§ **ASSIGNED TASK**:
Could you please reproduce all the records below exactly, leaving out the images?

[RECORD EXCERPTS — start]

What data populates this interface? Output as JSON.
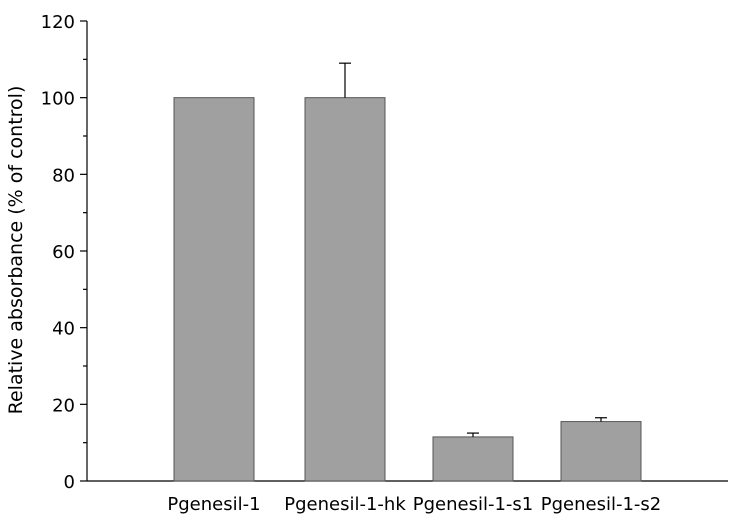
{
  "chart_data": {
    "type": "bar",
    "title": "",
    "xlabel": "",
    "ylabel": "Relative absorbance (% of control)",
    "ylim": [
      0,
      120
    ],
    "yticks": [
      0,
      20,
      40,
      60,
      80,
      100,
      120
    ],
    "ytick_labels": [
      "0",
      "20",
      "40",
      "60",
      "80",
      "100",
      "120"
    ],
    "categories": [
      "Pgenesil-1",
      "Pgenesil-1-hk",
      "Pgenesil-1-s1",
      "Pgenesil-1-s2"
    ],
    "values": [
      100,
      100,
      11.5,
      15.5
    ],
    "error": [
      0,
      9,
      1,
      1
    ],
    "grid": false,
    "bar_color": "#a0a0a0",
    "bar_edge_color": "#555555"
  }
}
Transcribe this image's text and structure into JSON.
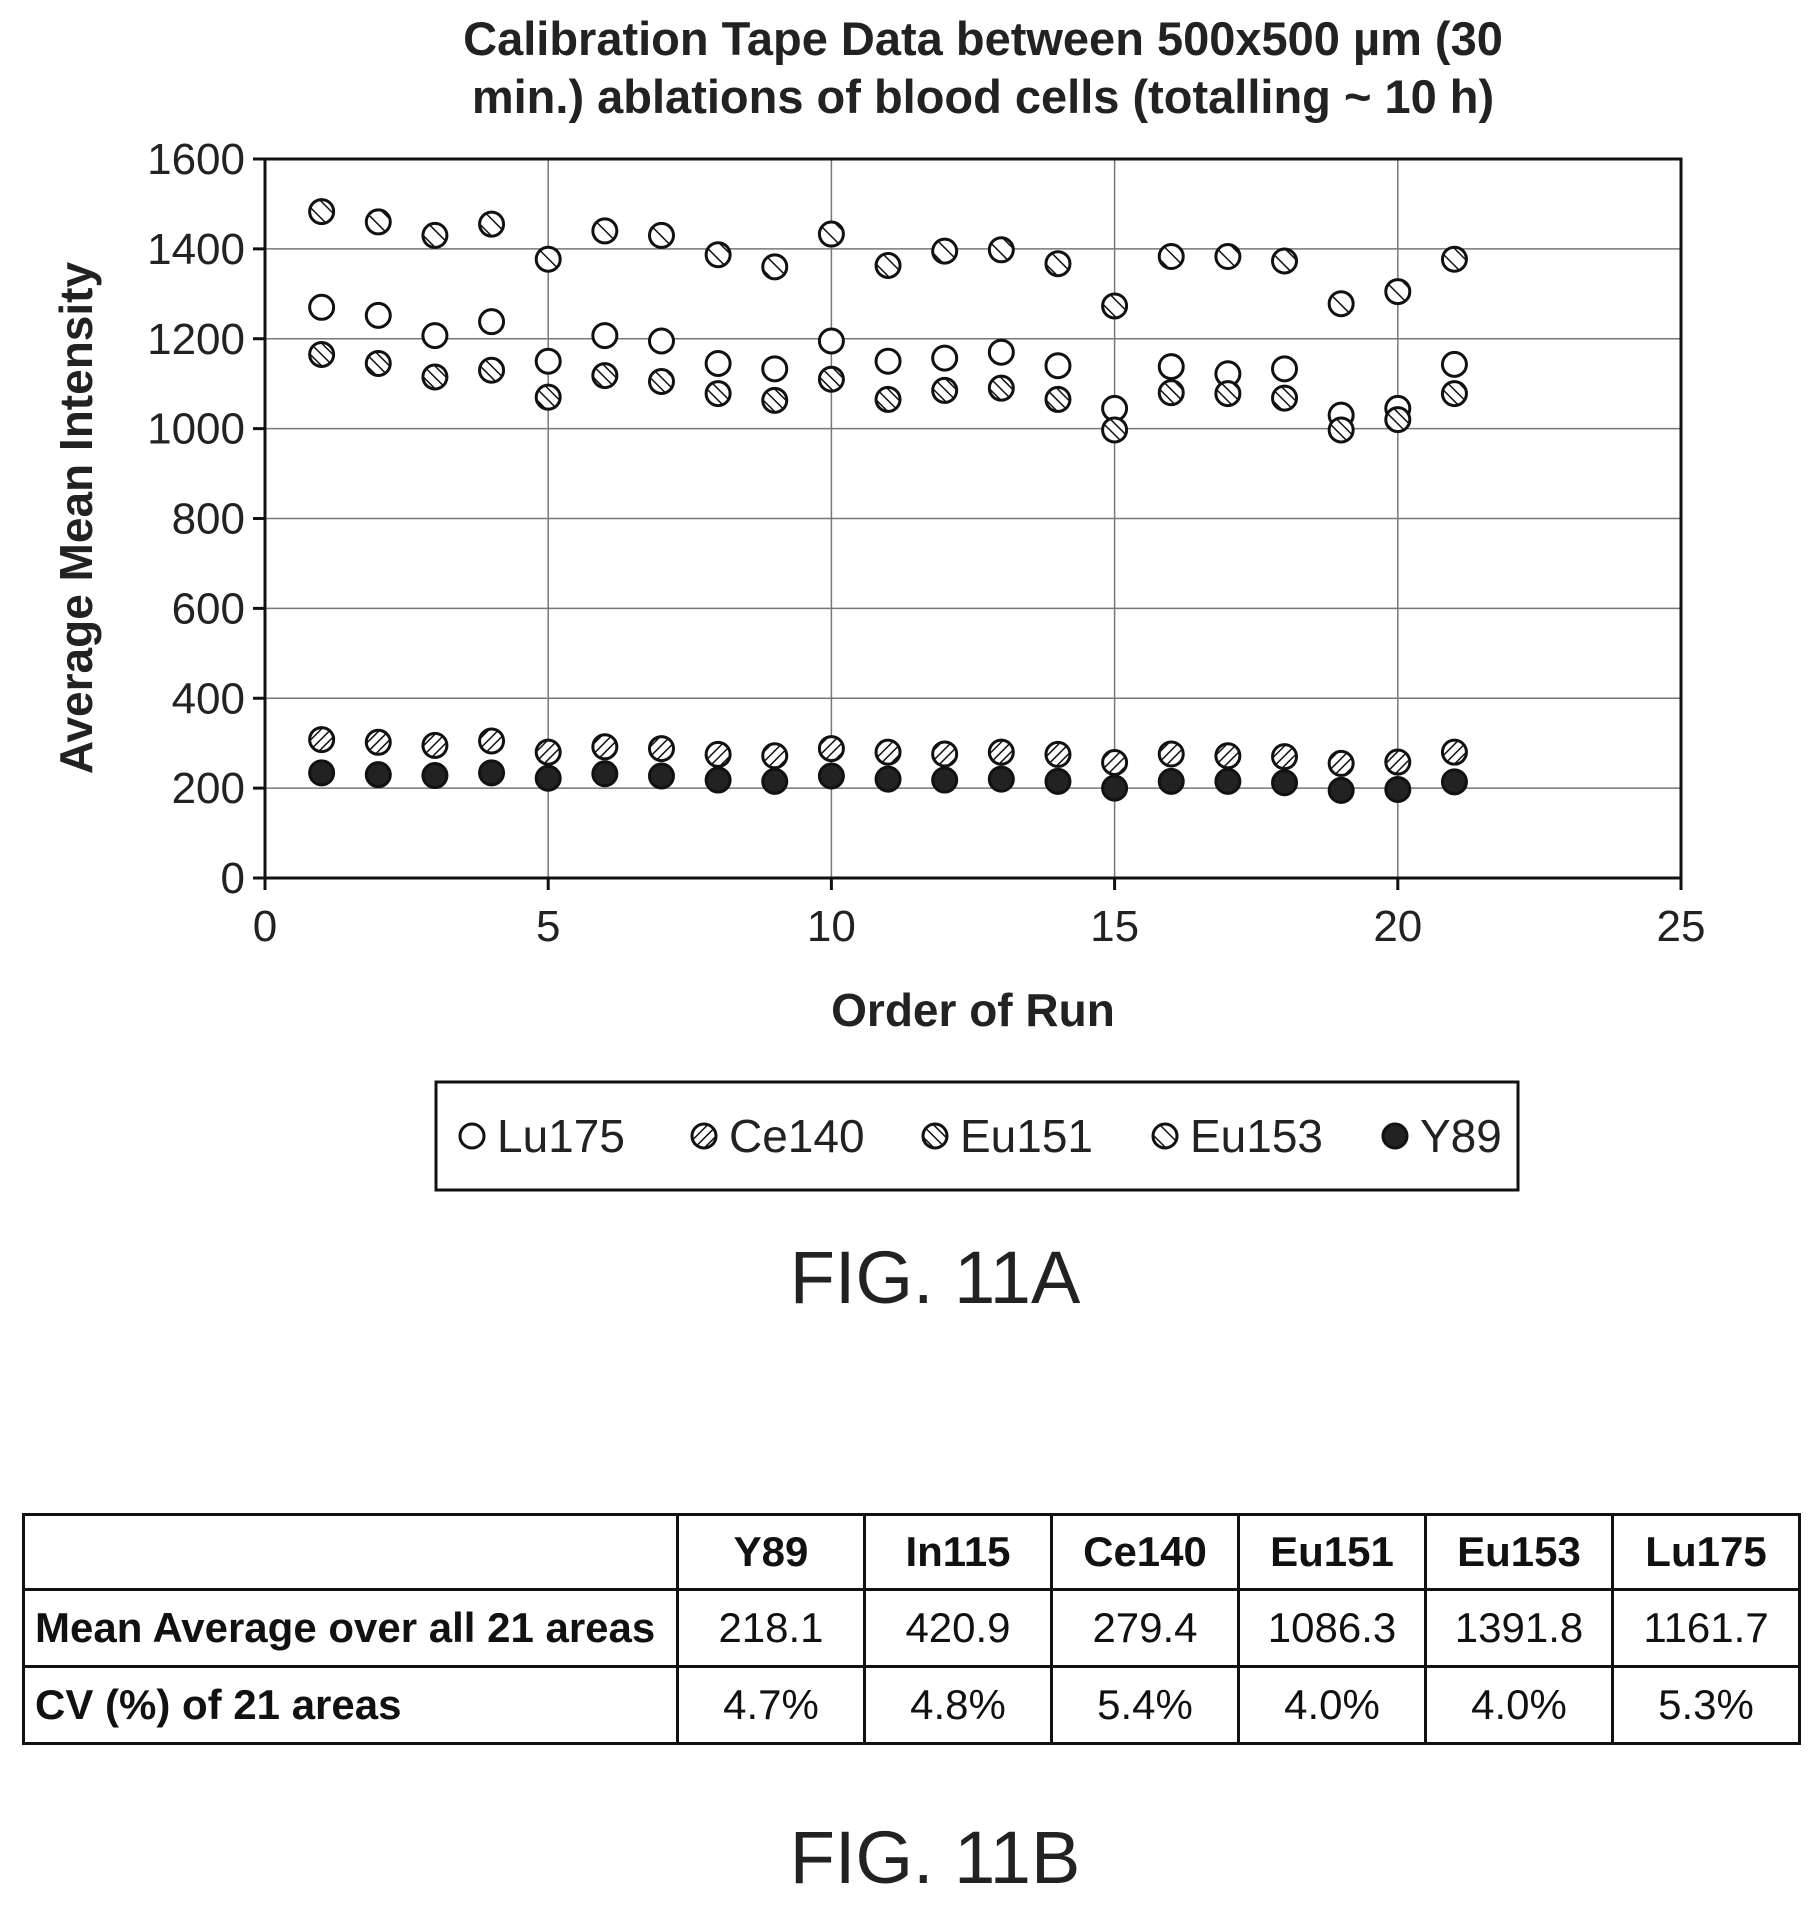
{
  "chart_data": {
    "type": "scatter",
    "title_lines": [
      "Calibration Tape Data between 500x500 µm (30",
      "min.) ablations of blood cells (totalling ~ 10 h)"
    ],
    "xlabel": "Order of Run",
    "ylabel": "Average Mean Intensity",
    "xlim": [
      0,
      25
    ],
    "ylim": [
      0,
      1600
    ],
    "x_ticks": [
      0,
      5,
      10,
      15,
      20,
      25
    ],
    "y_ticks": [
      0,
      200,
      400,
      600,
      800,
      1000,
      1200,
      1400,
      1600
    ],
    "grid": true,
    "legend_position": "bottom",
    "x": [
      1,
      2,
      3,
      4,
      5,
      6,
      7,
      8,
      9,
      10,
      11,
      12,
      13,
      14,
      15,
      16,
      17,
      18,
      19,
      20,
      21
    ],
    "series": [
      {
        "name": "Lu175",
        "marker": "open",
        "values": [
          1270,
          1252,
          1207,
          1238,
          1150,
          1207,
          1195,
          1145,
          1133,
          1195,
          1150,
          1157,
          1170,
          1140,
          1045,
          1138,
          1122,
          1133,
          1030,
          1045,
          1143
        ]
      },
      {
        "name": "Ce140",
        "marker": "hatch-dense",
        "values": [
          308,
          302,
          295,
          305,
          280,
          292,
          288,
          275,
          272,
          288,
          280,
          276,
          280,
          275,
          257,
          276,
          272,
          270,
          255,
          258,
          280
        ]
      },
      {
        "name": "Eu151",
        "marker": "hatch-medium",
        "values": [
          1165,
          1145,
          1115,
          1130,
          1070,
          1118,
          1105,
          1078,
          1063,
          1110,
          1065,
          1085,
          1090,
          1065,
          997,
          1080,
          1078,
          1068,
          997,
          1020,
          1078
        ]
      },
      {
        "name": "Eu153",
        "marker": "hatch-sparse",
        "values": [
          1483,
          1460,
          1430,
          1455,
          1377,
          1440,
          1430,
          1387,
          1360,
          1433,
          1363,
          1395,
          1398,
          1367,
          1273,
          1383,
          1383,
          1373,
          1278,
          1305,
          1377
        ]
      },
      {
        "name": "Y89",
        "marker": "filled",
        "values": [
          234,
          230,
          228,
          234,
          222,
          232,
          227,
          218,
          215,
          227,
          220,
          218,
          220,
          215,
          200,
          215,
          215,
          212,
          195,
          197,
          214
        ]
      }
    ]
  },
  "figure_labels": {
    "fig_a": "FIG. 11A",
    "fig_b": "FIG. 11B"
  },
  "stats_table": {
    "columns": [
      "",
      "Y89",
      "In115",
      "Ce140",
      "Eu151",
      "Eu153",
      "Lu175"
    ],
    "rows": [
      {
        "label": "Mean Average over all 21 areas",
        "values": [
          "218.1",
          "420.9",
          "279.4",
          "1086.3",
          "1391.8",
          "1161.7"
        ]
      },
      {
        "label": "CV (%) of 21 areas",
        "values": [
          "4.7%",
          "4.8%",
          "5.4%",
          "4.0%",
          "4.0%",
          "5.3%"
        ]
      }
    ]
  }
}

[RECORD EXCERPTS — finish]

§ **RESPONSE BOX**:
What data populates this interface? Output as JSON.
{
  "chart_data": {
    "type": "bar",
    "title": "",
    "xlabel": "",
    "ylabel": "Relative absorbance (% of control)",
    "ylim": [
      0,
      120
    ],
    "yticks": [
      0,
      20,
      40,
      60,
      80,
      100,
      120
    ],
    "ytick_labels": [
      "0",
      "20",
      "40",
      "60",
      "80",
      "100",
      "120"
    ],
    "categories": [
      "Pgenesil-1",
      "Pgenesil-1-hk",
      "Pgenesil-1-s1",
      "Pgenesil-1-s2"
    ],
    "values": [
      100,
      100,
      11.5,
      15.5
    ],
    "error": [
      0,
      9,
      1,
      1
    ],
    "grid": false,
    "bar_color": "#a0a0a0",
    "bar_edge_color": "#555555"
  }
}
Transcribe this image's text and structure into JSON.
{
  "chart_data": {
    "type": "scatter",
    "title_lines": [
      "Calibration Tape Data between 500x500 µm (30",
      "min.) ablations of blood cells (totalling ~ 10 h)"
    ],
    "xlabel": "Order of Run",
    "ylabel": "Average Mean Intensity",
    "xlim": [
      0,
      25
    ],
    "ylim": [
      0,
      1600
    ],
    "x_ticks": [
      0,
      5,
      10,
      15,
      20,
      25
    ],
    "y_ticks": [
      0,
      200,
      400,
      600,
      800,
      1000,
      1200,
      1400,
      1600
    ],
    "grid": true,
    "legend_position": "bottom",
    "x": [
      1,
      2,
      3,
      4,
      5,
      6,
      7,
      8,
      9,
      10,
      11,
      12,
      13,
      14,
      15,
      16,
      17,
      18,
      19,
      20,
      21
    ],
    "series": [
      {
        "name": "Lu175",
        "marker": "open",
        "values": [
          1270,
          1252,
          1207,
          1238,
          1150,
          1207,
          1195,
          1145,
          1133,
          1195,
          1150,
          1157,
          1170,
          1140,
          1045,
          1138,
          1122,
          1133,
          1030,
          1045,
          1143
        ]
      },
      {
        "name": "Ce140",
        "marker": "hatch-dense",
        "values": [
          308,
          302,
          295,
          305,
          280,
          292,
          288,
          275,
          272,
          288,
          280,
          276,
          280,
          275,
          257,
          276,
          272,
          270,
          255,
          258,
          280
        ]
      },
      {
        "name": "Eu151",
        "marker": "hatch-medium",
        "values": [
          1165,
          1145,
          1115,
          1130,
          1070,
          1118,
          1105,
          1078,
          1063,
          1110,
          1065,
          1085,
          1090,
          1065,
          997,
          1080,
          1078,
          1068,
          997,
          1020,
          1078
        ]
      },
      {
        "name": "Eu153",
        "marker": "hatch-sparse",
        "values": [
          1483,
          1460,
          1430,
          1455,
          1377,
          1440,
          1430,
          1387,
          1360,
          1433,
          1363,
          1395,
          1398,
          1367,
          1273,
          1383,
          1383,
          1373,
          1278,
          1305,
          1377
        ]
      },
      {
        "name": "Y89",
        "marker": "filled",
        "values": [
          234,
          230,
          228,
          234,
          222,
          232,
          227,
          218,
          215,
          227,
          220,
          218,
          220,
          215,
          200,
          215,
          215,
          212,
          195,
          197,
          214
        ]
      }
    ]
  },
  "figure_labels": {
    "fig_a": "FIG. 11A",
    "fig_b": "FIG. 11B"
  },
  "stats_table": {
    "columns": [
      "",
      "Y89",
      "In115",
      "Ce140",
      "Eu151",
      "Eu153",
      "Lu175"
    ],
    "rows": [
      {
        "label": "Mean Average over all 21 areas",
        "values": [
          "218.1",
          "420.9",
          "279.4",
          "1086.3",
          "1391.8",
          "1161.7"
        ]
      },
      {
        "label": "CV (%) of 21 areas",
        "values": [
          "4.7%",
          "4.8%",
          "5.4%",
          "4.0%",
          "4.0%",
          "5.3%"
        ]
      }
    ]
  }
}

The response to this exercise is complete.